Report all lines from the entries below in which "Vorspeisenplatte" appears.

-----

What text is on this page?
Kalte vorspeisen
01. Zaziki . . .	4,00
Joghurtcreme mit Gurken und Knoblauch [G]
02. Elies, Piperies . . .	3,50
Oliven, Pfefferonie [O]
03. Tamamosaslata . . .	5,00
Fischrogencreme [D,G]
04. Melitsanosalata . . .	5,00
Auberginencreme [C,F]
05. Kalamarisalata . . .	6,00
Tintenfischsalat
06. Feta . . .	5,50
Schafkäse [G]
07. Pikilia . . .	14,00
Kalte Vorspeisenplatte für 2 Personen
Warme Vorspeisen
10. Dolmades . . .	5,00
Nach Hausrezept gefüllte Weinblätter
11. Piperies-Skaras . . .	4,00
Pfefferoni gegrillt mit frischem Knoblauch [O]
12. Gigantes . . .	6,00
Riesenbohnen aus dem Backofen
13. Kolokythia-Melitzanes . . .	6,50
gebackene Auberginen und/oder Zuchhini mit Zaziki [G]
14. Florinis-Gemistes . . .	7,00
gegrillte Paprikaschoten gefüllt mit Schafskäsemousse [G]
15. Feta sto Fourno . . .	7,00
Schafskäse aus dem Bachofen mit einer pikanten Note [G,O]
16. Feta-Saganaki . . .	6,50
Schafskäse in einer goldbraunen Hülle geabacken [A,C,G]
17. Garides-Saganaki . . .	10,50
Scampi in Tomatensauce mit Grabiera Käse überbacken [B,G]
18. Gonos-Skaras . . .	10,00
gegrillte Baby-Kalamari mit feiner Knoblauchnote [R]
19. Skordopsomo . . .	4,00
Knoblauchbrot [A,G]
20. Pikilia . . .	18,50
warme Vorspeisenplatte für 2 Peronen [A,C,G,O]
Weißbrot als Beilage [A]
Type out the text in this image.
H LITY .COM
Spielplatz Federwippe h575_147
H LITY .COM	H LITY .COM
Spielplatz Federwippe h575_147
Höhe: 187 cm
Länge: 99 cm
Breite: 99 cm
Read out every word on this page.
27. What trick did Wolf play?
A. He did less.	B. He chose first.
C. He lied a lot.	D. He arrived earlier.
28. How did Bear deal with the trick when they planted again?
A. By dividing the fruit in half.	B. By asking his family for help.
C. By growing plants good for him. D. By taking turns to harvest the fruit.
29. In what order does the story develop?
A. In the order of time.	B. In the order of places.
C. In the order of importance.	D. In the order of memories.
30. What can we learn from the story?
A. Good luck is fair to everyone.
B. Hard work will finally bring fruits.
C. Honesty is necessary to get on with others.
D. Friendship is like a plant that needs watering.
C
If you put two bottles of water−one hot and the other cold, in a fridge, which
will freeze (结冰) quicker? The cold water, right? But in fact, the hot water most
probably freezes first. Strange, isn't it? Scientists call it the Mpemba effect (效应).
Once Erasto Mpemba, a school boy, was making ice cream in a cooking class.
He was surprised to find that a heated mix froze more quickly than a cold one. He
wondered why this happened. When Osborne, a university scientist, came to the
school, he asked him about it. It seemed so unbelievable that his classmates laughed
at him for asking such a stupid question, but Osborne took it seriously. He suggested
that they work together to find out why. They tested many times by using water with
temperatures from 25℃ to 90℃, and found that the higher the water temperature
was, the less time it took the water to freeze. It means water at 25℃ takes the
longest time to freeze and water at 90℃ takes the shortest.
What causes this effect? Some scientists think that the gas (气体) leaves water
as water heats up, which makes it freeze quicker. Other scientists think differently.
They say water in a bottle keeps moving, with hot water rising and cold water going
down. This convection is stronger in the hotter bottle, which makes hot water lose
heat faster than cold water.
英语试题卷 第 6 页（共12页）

-----

Solution |
Kalte Vorspeisenplatte für 2 Personen
warme Vorspeisenplatte für 2 Peronen [A,C,G,O]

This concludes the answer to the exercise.